:: ФРАГМЕНТ ТЕКСТА ::
□ □ □ □

Вместе с Романом Костомаровым на телепроекте "Ледниковый период". Оказалось, что Хаматова отличная фигуристка
Во-первых, у меня сил не хватает играть в жизни, просто физически не хватает сил. Ну и желания, наверное. В чем-то мы все играем в жизни, но вот мера этой игры… Поэтому я, конечно, представляю собой позицию игры на сцене, в кино, но не в жизни.
Джульетта Мазина как-то спросила у Ингрид Бергман: "Дорогая, ты сыграла Жанну д’Арк - ты, наверное, очень много получила от этой роли?" А Бергман засмеялась и сказала: "Нет, я делала то, что мне говорил режиссер. Говорил: "Улыбнись", - я улыбалась. Говорил: "Заплачь", - я плакала, говорил: "Иди туда", - я шла".
Она лукавила. Ингрид Бергман лукавила. Она театральная актриса, она умела работать. Стоит почитать ее книжку - и это понятно. Она не кокетничала, видимо, а просто скромная очень была.
Есть те, кто живет ролью, и те, кто просто позволяет себе присутствовать в этой роли, скажем так.
Нет, я, конечно, не позволяю себе присутствовать. Гениально сказал Милляр, который всех Баб-ежек играл и Кощеев Бессмертных, роммовский актер. Это было какое-то из последних его интервью, перед самой смертью, он сидел такой лысенький, трогательный, совсем как одуванчик, уже шейка такая была тоненькая. Он сидел за столом, покрытым клеенкой какой-то совковой, и его примерно об этом спросили. Он показал два угла стола: "Раньше играли - вот я здесь, вот здесь образ, и все приближали к образу. Сейчас играют - вот я здесь, здесь образ, и образ приближают к себе. Я бы хотел, чтобы образ и я встречались где-нибудь посередине". Вот это тоже моя мечта - я бы хотела, чтобы качества персонажа и мои качества сливались посередине, и где-то в середине получался некий синтез. Потому что только персонажа играть никогда не интересно, нигде. Это КВН, капустник, все что угодно, но это не искусство. Искусство - только тогда, когда я что-то имею в виду, и я не могу молчать, и я должен это сказать вот так. Я говорю это с помощью сцены.

□ □ □ □

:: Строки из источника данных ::
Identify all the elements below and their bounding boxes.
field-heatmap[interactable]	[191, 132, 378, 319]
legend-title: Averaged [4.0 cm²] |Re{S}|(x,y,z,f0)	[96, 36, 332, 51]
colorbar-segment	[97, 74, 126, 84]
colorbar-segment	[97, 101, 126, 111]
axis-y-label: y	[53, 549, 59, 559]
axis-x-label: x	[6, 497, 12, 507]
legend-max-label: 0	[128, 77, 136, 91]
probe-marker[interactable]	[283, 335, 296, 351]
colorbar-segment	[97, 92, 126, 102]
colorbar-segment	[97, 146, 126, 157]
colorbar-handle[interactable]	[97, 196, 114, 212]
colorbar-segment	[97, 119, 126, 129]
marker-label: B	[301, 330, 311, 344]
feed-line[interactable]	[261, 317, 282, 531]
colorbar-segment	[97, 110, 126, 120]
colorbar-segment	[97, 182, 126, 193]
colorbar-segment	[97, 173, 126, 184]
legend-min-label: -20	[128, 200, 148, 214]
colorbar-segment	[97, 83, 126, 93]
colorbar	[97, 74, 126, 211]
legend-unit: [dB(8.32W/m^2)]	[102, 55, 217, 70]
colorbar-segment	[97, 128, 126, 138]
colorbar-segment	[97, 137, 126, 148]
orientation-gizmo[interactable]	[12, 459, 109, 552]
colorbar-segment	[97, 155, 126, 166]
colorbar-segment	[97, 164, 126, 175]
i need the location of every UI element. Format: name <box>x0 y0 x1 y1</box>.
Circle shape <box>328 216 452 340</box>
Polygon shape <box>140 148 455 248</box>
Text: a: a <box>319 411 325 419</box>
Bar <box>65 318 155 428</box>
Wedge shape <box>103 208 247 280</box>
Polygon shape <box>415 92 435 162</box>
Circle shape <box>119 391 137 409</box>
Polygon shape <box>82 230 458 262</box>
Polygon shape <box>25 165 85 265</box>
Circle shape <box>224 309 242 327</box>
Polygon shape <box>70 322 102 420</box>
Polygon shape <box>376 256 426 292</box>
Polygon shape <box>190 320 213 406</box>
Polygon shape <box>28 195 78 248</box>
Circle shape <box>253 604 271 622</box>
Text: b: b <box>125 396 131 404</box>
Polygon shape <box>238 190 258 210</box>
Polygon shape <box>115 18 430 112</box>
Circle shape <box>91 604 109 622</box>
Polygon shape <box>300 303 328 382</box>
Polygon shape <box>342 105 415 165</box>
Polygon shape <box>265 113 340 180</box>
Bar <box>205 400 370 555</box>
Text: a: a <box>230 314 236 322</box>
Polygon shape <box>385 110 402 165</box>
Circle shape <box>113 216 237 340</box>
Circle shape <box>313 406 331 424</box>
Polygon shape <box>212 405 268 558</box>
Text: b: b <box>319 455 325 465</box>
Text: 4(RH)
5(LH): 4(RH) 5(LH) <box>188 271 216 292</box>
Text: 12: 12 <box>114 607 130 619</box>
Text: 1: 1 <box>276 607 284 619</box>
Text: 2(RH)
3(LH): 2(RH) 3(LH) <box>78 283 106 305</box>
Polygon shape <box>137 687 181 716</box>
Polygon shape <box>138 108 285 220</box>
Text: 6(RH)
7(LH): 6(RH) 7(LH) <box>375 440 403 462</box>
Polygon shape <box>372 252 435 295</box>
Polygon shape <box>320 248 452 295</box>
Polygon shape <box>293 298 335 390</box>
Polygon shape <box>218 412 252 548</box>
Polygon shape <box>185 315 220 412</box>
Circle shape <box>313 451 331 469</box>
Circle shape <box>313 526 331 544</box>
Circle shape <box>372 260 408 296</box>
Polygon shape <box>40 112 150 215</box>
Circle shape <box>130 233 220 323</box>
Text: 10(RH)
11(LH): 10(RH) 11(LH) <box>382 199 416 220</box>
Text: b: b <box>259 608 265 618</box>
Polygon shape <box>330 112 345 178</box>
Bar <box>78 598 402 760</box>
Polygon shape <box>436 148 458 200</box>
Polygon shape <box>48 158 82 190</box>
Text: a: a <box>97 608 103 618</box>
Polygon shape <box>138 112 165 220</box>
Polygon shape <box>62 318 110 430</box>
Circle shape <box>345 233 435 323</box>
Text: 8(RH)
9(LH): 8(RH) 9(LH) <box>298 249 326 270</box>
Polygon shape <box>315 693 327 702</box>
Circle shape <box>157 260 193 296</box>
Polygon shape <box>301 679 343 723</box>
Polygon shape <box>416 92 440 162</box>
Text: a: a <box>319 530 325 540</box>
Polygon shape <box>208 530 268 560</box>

□ □ □ □

:: ЧТО СДЕЛАТЬ ::
1: Замените во фрагменте «Хаматова» на «актриса» и перепишите всё, начиная с «Вместе с Романом» и вплоть до «не в жизни.».
2: Каких персонажей играл Милляр, согласно фрагменту?
3: Какие указания режиссёра приводит Ингрид Бергман во фрагменте? Перечислите все.
Эти строки никак не связаны с фрагментом.

:: ОЖИДАЕМЫЕ ОТВЕТЫ ::
1:
Вместе с Романом Костомаровым на телепроекте "Ледниковый период". Оказалось, что актриса отличная фигуристка
Во-первых, у меня сил не хватает играть в жизни, просто физически не хватает сил. Ну и желания, наверное. В чем-то мы все играем в жизни, но вот мера этой игры… Поэтому я, конечно, представляю собой позицию игры на сцене, в кино, но не в жизни.

2: Баб-ежек и Кощеев Бессмертных.

3: «Улыбнись», «Заплачь», «Иди туда».